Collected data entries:

========

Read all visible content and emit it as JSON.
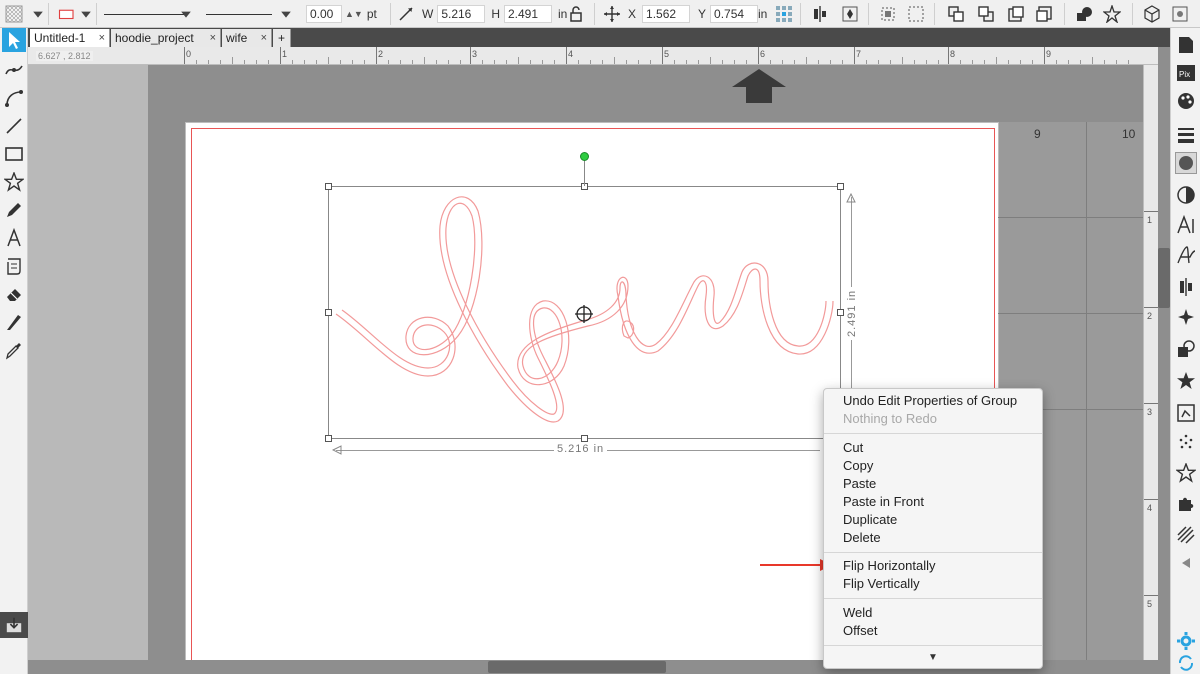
{
  "toolbar": {
    "line_width": "0.00",
    "line_unit": "pt",
    "width_label": "W",
    "width_value": "5.216",
    "height_label": "H",
    "height_value": "2.491",
    "size_unit": "in",
    "x_label": "X",
    "x_value": "1.562",
    "y_label": "Y",
    "y_value": "0.754",
    "pos_unit": "in"
  },
  "tabs": [
    {
      "label": "Untitled-1",
      "close": "×"
    },
    {
      "label": "hoodie_project",
      "close": "×"
    },
    {
      "label": "wife",
      "close": "×"
    },
    {
      "label": "+",
      "close": ""
    }
  ],
  "rulers": {
    "coord_readout": "6.627 , 2.812",
    "h_ticks": [
      "0",
      "1",
      "2",
      "3",
      "4",
      "5",
      "6",
      "7",
      "8",
      "9"
    ],
    "v_ticks": [
      "1",
      "2",
      "3",
      "4",
      "5"
    ],
    "mat_ticks": [
      "9",
      "10"
    ]
  },
  "selection": {
    "width_dim": "5.216 in",
    "height_dim": "2.491 in"
  },
  "context_menu": {
    "undo": "Undo Edit Properties of Group",
    "redo": "Nothing to Redo",
    "cut": "Cut",
    "copy": "Copy",
    "paste": "Paste",
    "paste_in_front": "Paste in Front",
    "duplicate": "Duplicate",
    "delete": "Delete",
    "flip_h": "Flip Horizontally",
    "flip_v": "Flip Vertically",
    "weld": "Weld",
    "offset": "Offset",
    "more": "▼"
  },
  "colors": {
    "accent": "#29a3e0",
    "cut_line": "#e85555",
    "arrow": "#e8382a",
    "rotate_handle": "#2ecc40"
  }
}
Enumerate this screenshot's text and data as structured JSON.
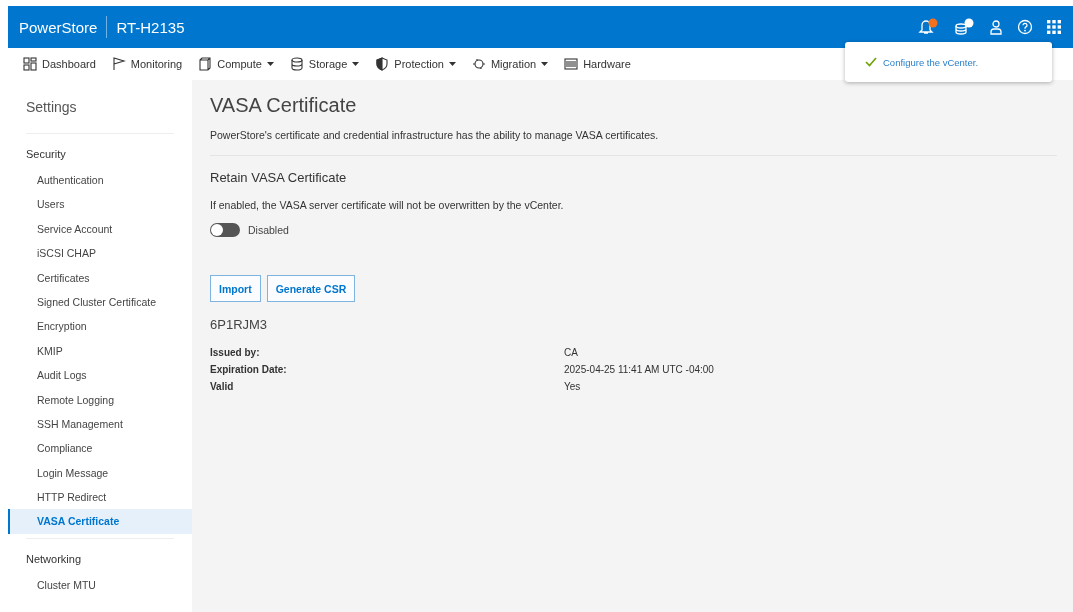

========

## [Problem statement]
Exclude the pictures and transcribe all of the entries exactly.

## [Solution for this task]
Read all visible content and emit it as JSON.
{
  "toolbar": {
    "line_width": "0.00",
    "line_unit": "pt",
    "width_label": "W",
    "width_value": "5.216",
    "height_label": "H",
    "height_value": "2.491",
    "size_unit": "in",
    "x_label": "X",
    "x_value": "1.562",
    "y_label": "Y",
    "y_value": "0.754",
    "pos_unit": "in"
  },
  "tabs": [
    {
      "label": "Untitled-1",
      "close": "×"
    },
    {
      "label": "hoodie_project",
      "close": "×"
    },
    {
      "label": "wife",
      "close": "×"
    },
    {
      "label": "+",
      "close": ""
    }
  ],
  "rulers": {
    "coord_readout": "6.627 , 2.812",
    "h_ticks": [
      "0",
      "1",
      "2",
      "3",
      "4",
      "5",
      "6",
      "7",
      "8",
      "9"
    ],
    "v_ticks": [
      "1",
      "2",
      "3",
      "4",
      "5"
    ],
    "mat_ticks": [
      "9",
      "10"
    ]
  },
  "selection": {
    "width_dim": "5.216 in",
    "height_dim": "2.491 in"
  },
  "context_menu": {
    "undo": "Undo Edit Properties of Group",
    "redo": "Nothing to Redo",
    "cut": "Cut",
    "copy": "Copy",
    "paste": "Paste",
    "paste_in_front": "Paste in Front",
    "duplicate": "Duplicate",
    "delete": "Delete",
    "flip_h": "Flip Horizontally",
    "flip_v": "Flip Vertically",
    "weld": "Weld",
    "offset": "Offset",
    "more": "▼"
  },
  "colors": {
    "accent": "#29a3e0",
    "cut_line": "#e85555",
    "arrow": "#e8382a",
    "rotate_handle": "#2ecc40"
  }
}
Enumerate this screenshot's text and data as structured JSON.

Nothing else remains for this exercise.